Copy the lines below verbatim, starting with the first line and stopping after the line that contains "scan artifact mark".

═════ Data shown

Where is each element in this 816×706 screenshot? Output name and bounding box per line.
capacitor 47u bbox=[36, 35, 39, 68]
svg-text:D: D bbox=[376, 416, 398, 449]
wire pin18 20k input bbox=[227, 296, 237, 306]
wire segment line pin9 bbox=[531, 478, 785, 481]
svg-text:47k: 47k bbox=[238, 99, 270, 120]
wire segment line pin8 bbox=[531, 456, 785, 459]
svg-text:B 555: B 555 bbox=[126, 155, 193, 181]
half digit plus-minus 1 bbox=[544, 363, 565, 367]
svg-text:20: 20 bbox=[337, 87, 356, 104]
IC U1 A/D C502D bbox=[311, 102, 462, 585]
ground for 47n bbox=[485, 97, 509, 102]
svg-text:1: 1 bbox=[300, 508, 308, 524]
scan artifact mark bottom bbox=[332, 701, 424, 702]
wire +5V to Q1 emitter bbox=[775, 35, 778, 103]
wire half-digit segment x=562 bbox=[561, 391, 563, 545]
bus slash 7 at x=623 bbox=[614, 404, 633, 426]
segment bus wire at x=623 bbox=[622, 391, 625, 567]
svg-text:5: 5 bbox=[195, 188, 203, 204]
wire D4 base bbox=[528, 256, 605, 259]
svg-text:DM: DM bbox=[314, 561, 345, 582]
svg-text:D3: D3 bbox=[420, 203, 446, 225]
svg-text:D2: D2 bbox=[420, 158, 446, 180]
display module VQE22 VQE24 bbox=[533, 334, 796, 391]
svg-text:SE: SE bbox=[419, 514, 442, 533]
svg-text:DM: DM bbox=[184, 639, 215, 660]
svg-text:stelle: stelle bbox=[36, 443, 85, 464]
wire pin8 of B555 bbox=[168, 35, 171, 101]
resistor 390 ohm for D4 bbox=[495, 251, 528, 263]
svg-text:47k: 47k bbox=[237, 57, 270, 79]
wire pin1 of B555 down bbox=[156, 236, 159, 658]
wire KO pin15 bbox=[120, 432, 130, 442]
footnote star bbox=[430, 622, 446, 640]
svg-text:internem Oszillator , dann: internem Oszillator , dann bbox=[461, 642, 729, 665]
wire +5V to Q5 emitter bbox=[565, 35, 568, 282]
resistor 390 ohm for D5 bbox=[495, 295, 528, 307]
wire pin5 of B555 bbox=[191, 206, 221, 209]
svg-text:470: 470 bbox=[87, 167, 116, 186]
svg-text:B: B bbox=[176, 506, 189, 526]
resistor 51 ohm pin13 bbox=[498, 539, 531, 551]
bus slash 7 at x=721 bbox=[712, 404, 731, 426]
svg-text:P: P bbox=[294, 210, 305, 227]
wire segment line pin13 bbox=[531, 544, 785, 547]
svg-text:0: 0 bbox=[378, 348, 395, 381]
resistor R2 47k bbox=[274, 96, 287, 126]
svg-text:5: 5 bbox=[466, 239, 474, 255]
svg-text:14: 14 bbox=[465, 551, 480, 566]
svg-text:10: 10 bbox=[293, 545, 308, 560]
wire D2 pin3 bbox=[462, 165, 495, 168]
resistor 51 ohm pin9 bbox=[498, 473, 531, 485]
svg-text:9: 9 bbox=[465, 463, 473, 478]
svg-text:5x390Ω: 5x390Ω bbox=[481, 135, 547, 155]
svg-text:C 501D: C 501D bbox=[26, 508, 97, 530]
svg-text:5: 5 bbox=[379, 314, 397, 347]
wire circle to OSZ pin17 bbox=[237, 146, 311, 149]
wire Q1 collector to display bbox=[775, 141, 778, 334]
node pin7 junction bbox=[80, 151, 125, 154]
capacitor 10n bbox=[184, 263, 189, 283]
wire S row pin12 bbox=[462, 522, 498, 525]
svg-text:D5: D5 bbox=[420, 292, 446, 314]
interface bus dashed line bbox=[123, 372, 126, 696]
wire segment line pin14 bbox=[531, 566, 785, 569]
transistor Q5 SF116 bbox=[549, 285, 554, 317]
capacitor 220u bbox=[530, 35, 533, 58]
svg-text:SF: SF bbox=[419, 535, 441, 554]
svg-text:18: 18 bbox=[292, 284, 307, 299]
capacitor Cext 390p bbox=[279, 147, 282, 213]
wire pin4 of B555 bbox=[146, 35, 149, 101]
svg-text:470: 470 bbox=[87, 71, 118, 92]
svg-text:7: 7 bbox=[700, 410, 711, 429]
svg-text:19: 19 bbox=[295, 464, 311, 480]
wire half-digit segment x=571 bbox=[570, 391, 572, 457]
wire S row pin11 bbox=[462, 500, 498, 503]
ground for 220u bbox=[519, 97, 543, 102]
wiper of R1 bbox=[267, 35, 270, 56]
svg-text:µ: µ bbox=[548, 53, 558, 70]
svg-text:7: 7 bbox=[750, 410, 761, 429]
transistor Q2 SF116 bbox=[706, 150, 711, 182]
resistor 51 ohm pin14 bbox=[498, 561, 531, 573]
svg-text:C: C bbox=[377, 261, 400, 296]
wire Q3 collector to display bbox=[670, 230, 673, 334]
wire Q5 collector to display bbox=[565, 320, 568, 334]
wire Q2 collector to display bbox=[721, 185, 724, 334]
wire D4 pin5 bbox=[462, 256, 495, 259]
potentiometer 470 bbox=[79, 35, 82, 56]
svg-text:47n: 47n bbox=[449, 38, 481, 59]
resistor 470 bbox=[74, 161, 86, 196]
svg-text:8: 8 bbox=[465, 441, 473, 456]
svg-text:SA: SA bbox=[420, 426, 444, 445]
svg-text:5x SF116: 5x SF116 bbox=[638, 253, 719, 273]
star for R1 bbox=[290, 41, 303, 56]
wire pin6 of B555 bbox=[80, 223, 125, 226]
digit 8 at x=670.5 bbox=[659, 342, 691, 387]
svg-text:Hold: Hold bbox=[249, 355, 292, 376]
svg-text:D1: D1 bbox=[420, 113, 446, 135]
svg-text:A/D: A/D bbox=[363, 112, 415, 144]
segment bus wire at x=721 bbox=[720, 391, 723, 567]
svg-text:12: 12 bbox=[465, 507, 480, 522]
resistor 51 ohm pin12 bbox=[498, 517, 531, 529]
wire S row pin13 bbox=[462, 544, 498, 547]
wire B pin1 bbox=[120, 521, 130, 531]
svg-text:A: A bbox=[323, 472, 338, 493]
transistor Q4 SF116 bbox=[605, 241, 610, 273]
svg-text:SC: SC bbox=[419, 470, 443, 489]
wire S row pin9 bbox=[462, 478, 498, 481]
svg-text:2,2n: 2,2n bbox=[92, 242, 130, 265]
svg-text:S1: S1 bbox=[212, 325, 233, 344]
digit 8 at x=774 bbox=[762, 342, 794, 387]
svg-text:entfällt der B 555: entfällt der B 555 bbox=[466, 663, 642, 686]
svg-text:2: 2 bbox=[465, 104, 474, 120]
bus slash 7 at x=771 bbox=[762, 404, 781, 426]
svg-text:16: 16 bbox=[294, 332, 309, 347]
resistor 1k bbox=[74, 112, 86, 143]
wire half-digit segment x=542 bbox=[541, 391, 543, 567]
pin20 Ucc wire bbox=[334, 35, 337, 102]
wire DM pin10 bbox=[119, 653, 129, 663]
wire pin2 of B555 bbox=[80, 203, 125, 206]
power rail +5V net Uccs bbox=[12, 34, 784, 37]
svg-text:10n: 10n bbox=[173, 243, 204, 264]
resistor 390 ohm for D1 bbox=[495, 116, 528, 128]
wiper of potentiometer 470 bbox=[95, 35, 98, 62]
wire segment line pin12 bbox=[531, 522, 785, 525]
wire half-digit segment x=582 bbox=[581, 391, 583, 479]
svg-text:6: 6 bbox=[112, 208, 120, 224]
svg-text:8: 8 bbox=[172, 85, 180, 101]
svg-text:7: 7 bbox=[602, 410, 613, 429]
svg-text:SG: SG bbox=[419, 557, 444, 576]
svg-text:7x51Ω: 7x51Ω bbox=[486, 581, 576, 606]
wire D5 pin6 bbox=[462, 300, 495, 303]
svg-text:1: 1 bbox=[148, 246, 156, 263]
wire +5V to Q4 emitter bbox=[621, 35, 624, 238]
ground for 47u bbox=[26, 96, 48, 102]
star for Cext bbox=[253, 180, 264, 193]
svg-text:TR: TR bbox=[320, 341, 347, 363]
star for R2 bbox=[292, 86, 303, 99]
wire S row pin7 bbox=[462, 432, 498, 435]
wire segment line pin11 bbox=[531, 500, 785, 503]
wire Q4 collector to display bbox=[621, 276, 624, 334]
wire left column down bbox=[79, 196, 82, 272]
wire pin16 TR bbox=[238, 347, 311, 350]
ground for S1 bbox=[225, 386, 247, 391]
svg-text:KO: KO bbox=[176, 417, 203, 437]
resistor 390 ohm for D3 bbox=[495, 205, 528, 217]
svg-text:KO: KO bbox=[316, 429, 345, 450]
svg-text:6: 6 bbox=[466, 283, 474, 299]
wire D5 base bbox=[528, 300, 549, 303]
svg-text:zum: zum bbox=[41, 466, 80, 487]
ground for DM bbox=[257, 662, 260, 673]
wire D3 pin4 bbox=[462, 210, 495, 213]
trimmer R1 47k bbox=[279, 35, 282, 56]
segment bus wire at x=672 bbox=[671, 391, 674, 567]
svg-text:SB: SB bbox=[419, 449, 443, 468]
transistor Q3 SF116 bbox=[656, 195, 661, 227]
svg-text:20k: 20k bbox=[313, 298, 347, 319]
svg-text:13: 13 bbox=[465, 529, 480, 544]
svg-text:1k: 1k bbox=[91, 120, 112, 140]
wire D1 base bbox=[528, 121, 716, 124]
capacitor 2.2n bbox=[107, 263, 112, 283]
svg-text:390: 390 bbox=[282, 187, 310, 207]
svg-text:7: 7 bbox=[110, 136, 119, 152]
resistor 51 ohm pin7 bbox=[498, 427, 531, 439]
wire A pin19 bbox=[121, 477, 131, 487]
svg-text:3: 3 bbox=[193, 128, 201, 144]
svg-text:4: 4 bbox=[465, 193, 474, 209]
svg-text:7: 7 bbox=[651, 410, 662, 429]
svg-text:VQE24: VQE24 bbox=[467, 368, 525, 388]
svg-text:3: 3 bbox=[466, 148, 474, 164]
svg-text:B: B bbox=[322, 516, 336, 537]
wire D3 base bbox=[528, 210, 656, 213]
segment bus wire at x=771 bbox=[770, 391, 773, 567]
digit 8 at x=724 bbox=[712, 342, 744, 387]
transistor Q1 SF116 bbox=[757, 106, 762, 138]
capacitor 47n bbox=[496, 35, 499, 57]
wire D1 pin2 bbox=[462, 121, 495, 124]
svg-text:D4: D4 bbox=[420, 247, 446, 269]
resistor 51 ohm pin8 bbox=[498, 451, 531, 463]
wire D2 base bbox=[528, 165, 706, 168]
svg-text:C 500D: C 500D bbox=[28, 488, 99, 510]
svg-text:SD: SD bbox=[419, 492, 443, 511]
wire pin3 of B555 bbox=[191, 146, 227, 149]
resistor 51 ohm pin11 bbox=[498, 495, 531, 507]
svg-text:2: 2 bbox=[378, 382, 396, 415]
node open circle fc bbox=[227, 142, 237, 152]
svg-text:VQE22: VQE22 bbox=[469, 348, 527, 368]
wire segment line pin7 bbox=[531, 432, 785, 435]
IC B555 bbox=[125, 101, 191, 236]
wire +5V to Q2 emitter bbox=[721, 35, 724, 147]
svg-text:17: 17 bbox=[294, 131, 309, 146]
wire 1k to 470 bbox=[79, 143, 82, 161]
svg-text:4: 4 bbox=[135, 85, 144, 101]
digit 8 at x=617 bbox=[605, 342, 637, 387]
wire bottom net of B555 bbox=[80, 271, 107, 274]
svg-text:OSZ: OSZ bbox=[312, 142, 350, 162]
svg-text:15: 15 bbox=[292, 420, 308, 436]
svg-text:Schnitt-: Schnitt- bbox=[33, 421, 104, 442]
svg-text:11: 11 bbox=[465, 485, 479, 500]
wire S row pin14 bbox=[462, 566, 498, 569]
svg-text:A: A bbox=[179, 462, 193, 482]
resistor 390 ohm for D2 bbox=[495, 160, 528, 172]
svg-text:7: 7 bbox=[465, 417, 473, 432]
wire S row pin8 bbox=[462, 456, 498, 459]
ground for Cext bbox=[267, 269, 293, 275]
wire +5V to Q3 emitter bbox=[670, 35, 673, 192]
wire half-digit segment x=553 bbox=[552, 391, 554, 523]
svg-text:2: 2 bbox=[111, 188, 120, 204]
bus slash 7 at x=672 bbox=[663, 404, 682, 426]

══════════

◆ Result
Where is each element in this 816×706 screenshot? Output name and bounding box per line.
capacitor 47u bbox=[36, 35, 39, 68]
svg-text:D: D bbox=[376, 416, 398, 449]
wire pin18 20k input bbox=[227, 296, 237, 306]
wire segment line pin9 bbox=[531, 478, 785, 481]
svg-text:47k: 47k bbox=[238, 99, 270, 120]
wire segment line pin8 bbox=[531, 456, 785, 459]
svg-text:B 555: B 555 bbox=[126, 155, 193, 181]
half digit plus-minus 1 bbox=[544, 363, 565, 367]
svg-text:20: 20 bbox=[337, 87, 356, 104]
IC U1 A/D C502D bbox=[311, 102, 462, 585]
ground for 47n bbox=[485, 97, 509, 102]
svg-text:1: 1 bbox=[300, 508, 308, 524]
scan artifact mark bottom bbox=[332, 701, 424, 702]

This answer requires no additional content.